- _Set task_: For the data below, report the number of lines that contain the string "BOLT" and nothing else.
════════════════════
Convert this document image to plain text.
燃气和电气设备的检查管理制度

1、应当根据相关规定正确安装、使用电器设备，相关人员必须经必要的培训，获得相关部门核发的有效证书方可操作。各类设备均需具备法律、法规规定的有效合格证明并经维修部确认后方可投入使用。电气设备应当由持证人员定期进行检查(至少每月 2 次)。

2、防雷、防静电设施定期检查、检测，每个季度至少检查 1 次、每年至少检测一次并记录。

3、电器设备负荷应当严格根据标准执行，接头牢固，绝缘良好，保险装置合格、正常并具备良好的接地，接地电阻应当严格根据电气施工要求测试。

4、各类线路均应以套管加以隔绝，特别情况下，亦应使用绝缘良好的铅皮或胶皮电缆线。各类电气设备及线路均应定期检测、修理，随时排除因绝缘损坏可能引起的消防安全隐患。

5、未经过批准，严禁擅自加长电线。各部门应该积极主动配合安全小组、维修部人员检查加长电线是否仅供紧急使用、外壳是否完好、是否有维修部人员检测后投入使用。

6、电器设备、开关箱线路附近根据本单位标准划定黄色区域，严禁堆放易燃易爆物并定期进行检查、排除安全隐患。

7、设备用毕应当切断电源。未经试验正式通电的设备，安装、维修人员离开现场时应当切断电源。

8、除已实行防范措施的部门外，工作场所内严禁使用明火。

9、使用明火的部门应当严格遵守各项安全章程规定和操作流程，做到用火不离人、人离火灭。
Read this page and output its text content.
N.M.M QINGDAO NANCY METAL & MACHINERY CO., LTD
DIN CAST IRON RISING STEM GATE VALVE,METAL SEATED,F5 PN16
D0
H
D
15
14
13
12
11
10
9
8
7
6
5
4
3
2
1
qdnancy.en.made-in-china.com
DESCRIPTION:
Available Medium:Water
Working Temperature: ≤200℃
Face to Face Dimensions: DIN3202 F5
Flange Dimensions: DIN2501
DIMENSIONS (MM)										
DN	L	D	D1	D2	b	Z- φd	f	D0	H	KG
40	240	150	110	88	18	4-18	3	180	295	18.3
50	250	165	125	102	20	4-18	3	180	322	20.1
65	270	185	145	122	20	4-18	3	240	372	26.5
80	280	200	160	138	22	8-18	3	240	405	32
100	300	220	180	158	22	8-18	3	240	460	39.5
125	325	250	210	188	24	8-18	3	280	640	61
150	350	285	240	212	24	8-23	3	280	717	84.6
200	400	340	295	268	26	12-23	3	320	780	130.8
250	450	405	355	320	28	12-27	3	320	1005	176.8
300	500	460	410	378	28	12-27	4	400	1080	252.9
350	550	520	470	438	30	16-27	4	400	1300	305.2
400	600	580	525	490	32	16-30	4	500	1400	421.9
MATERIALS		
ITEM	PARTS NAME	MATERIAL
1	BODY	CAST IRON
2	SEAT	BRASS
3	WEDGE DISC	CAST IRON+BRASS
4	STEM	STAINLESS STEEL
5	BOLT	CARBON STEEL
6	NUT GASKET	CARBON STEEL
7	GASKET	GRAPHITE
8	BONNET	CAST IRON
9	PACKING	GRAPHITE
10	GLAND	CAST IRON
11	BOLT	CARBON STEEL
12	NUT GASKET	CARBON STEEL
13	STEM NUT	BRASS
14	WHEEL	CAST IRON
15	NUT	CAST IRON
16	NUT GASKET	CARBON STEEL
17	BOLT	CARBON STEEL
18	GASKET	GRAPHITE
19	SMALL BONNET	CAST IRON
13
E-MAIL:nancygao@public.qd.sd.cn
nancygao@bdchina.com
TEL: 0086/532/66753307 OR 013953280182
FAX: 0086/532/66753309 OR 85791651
════════════════════
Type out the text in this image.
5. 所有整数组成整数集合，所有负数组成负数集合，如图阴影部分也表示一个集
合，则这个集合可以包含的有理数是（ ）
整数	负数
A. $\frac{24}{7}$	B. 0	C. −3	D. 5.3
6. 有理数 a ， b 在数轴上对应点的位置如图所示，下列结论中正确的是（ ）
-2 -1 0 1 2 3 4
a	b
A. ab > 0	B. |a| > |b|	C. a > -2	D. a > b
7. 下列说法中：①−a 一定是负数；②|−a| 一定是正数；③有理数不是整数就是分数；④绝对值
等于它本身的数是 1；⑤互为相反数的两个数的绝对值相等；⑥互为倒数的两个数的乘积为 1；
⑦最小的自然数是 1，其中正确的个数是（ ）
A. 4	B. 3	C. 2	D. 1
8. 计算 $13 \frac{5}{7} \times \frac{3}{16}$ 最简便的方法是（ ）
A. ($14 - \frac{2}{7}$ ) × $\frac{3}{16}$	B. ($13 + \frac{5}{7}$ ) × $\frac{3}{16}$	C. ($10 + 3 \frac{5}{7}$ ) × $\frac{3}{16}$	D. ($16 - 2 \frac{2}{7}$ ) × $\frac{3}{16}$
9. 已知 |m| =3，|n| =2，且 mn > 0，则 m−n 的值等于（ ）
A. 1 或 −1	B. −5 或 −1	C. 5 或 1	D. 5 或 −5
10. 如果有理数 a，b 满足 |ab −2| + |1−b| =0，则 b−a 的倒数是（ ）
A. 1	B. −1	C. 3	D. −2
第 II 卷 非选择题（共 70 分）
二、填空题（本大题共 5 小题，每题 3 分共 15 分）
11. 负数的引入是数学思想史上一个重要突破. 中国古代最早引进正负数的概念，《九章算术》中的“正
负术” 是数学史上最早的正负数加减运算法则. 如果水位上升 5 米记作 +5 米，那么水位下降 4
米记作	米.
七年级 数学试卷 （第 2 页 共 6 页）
════════════════════
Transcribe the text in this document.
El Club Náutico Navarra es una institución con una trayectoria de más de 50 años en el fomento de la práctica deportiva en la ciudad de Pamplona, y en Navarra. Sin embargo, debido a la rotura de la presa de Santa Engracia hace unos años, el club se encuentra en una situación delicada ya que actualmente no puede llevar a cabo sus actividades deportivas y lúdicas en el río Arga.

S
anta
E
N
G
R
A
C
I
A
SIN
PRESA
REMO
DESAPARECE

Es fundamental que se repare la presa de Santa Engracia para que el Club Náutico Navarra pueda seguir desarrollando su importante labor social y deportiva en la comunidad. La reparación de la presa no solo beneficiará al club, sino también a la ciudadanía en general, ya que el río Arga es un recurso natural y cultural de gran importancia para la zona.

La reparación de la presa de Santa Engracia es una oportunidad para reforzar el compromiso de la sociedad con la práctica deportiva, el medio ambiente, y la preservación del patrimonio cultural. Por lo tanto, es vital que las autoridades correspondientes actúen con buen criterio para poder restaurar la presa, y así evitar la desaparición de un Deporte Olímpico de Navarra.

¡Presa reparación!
════════════════════
- _Exercise result_: 3